- Given text
Revenue. Total revenues for the three months ended September 30, 2004 was $3.7 million, an increase of approximately $536,000, or 17%, compared with total revenues of $3.2 million for the three months ended September 30, 2003.

 

Automotive care franchising revenue for the three months ended September 30, 2004 was $3.6 million, an increase of approximately $555,000, or 18%, compared with automotive care revenues of $3.0 million for the three months ended September 30, 2003.  This increase was primarily due to an increase in franchise development revenues of $525,000.  Franchise development revenues increased due to the Company signing an area development agreement with North Pacific Precision, Inc. for the area rights for the Seattle market.  Under the agreement, North Pacific Precision, Inc. paid $500,000 for the area developer rights for the Seattle market.  Such fees were recognized upon execution of the agreement since all significant obligations under the agreement were satisfied at that time. The Company will also receive fifty percent of the income from the sale of franchises and from royalties from franchisees in the area.

- Written problem 1
Output the portion of the revenue excerpt from "Revenue. Total revenues" up to and including "of $3.2 million for the three months ended September 30, 2003.".
The revenue excerpt and the records come from unrelated sources.

Extracted records:
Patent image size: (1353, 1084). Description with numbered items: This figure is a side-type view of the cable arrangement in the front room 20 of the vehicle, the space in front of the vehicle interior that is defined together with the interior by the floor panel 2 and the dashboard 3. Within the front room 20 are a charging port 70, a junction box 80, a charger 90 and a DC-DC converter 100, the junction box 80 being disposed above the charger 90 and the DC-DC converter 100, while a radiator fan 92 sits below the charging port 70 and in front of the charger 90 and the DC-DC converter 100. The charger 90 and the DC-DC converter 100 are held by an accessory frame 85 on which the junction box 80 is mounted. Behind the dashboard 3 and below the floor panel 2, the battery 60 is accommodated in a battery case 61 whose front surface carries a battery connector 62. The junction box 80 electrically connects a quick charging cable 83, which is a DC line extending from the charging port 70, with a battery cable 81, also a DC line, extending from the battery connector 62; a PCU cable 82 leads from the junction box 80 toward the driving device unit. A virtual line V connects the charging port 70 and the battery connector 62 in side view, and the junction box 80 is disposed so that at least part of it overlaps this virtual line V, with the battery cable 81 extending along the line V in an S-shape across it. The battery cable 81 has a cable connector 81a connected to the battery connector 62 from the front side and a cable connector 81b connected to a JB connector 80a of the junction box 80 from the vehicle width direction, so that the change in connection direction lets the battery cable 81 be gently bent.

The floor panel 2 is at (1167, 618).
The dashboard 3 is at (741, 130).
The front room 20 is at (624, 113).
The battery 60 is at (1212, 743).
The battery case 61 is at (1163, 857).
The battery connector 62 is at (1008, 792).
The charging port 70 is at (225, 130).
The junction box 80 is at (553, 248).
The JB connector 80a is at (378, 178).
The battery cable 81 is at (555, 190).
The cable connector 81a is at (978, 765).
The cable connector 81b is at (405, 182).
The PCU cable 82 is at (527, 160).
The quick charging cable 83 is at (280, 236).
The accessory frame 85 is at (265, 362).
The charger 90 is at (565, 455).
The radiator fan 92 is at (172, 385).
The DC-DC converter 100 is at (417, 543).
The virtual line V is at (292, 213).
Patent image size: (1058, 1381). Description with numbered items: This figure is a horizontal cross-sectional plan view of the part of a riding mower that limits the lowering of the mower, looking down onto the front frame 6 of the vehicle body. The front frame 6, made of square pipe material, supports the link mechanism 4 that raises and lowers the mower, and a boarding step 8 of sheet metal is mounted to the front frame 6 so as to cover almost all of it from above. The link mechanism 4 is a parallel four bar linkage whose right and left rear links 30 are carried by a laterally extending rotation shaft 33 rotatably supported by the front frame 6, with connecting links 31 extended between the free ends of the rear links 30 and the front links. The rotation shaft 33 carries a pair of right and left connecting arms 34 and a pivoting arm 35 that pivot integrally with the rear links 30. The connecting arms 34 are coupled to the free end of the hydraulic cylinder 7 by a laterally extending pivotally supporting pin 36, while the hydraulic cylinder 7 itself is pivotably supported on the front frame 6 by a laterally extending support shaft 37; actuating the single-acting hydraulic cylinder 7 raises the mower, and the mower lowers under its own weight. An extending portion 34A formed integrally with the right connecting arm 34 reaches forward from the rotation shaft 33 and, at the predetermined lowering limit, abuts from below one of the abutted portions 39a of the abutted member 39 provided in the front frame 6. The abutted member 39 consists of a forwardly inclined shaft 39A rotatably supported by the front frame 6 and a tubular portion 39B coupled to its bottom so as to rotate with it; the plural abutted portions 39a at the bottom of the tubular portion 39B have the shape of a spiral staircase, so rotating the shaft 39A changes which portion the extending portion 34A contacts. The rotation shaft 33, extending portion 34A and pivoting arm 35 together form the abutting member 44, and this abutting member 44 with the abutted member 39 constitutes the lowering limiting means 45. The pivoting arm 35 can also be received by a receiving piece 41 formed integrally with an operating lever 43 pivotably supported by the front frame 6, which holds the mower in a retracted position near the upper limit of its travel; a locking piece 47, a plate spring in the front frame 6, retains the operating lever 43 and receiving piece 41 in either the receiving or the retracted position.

- Written problem 2
In the records, rewrite the lines from the start up to and including the line with "The battery 60 is at (1212, 743).", replacing "vehicle" with "car" and leaving everything else unchanged.

- Task response 1
Revenue. Total revenues for the three months ended September 30, 2004 was $3.7 million, an increase of approximately $536,000, or 17%, compared with total revenues of $3.2 million for the three months ended September 30, 2003.

- Task response 2
Patent image size: (1353, 1084). Description with numbered items: This figure is a side-type view of the cable arrangement in the front room 20 of the car, the space in front of the car interior that is defined together with the interior by the floor panel 2 and the dashboard 3. Within the front room 20 are a charging port 70, a junction box 80, a charger 90 and a DC-DC converter 100, the junction box 80 being disposed above the charger 90 and the DC-DC converter 100, while a radiator fan 92 sits below the charging port 70 and in front of the charger 90 and the DC-DC converter 100. The charger 90 and the DC-DC converter 100 are held by an accessory frame 85 on which the junction box 80 is mounted. Behind the dashboard 3 and below the floor panel 2, the battery 60 is accommodated in a battery case 61 whose front surface carries a battery connector 62. The junction box 80 electrically connects a quick charging cable 83, which is a DC line extending from the charging port 70, with a battery cable 81, also a DC line, extending from the battery connector 62; a PCU cable 82 leads from the junction box 80 toward the driving device unit. A virtual line V connects the charging port 70 and the battery connector 62 in side view, and the junction box 80 is disposed so that at least part of it overlaps this virtual line V, with the battery cable 81 extending along the line V in an S-shape across it. The battery cable 81 has a cable connector 81a connected to the battery connector 62 from the front side and a cable connector 81b connected to a JB connector 80a of the junction box 80 from the car width direction, so that the change in connection direction lets the battery cable 81 be gently bent.

The floor panel 2 is at (1167, 618).
The dashboard 3 is at (741, 130).
The front room 20 is at (624, 113).
The battery 60 is at (1212, 743).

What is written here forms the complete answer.